# Start of Supplied data
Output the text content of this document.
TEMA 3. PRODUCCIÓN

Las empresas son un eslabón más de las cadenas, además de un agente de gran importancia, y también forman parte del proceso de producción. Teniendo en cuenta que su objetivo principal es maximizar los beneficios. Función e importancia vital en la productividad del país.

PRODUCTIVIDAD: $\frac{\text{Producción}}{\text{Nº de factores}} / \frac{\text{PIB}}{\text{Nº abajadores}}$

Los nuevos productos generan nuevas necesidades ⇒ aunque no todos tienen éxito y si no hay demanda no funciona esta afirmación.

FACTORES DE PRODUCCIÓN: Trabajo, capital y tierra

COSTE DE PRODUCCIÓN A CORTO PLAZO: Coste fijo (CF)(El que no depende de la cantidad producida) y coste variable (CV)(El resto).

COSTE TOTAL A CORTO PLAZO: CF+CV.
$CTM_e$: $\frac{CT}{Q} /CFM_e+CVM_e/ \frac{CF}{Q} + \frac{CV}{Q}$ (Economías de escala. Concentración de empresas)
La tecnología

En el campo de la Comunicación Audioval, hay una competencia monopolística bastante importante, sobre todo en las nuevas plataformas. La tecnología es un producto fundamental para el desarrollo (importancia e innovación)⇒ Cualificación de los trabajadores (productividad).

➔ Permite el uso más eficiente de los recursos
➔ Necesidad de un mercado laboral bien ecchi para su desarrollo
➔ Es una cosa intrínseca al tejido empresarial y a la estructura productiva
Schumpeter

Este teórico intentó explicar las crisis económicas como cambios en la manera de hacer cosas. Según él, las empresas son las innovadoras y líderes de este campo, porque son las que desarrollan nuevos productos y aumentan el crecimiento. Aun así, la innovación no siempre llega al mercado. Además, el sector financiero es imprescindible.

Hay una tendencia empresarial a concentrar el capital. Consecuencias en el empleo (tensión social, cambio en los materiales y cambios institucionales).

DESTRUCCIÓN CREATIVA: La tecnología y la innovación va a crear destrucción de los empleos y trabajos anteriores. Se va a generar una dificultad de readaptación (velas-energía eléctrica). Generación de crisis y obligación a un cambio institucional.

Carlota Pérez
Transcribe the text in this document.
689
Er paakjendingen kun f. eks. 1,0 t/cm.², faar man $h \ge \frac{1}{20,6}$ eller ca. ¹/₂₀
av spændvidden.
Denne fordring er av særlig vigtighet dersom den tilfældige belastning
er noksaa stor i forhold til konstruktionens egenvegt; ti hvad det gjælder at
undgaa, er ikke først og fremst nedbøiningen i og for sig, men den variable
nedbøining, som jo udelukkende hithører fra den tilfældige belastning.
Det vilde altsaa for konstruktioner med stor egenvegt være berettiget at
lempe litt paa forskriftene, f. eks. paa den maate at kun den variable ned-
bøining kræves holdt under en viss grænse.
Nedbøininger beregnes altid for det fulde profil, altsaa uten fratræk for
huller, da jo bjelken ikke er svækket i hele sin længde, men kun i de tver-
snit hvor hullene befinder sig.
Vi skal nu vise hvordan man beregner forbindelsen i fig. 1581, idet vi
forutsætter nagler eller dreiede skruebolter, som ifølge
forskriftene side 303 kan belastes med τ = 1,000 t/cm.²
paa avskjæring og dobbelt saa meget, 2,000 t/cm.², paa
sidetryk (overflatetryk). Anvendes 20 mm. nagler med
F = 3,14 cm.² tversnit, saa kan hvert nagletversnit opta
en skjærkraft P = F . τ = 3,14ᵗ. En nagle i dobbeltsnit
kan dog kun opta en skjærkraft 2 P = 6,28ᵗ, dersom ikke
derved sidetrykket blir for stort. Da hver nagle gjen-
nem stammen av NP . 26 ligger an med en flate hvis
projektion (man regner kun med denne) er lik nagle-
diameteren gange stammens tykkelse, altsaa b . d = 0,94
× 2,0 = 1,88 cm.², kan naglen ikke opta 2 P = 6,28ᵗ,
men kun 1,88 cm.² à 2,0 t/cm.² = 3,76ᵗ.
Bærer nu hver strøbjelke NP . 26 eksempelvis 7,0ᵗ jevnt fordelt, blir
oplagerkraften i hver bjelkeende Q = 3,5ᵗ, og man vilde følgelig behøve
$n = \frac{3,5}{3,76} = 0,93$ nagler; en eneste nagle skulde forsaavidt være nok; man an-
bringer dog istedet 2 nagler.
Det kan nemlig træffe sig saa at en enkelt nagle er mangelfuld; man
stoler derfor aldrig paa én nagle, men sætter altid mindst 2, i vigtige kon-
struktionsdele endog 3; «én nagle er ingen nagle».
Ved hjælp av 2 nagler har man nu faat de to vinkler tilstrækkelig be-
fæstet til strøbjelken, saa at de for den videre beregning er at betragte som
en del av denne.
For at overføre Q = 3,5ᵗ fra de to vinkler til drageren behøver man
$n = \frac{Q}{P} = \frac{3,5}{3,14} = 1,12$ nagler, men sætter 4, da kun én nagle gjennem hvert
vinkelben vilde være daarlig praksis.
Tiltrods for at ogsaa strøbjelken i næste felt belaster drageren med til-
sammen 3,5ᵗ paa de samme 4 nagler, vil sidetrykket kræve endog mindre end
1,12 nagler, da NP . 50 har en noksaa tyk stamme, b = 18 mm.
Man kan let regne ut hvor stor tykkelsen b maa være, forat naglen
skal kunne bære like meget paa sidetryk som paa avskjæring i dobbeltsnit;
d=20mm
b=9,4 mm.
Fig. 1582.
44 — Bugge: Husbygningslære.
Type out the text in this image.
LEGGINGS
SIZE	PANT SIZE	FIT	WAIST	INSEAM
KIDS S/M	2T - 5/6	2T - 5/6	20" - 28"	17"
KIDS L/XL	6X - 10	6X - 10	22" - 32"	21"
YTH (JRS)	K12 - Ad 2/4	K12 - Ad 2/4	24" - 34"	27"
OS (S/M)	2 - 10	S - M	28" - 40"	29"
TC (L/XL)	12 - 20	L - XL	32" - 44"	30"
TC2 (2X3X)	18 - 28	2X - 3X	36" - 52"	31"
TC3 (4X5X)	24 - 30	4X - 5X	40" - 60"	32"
# End of Supplied data
Objective: Find every line that has "skjærkraft" in it, then return those lines.

Complete output:
en skjærkraft P = F . τ = 3,14ᵗ. En nagle i dobbeltsnit
kan dog kun opta en skjærkraft 2 P = 6,28ᵗ, dersom ikke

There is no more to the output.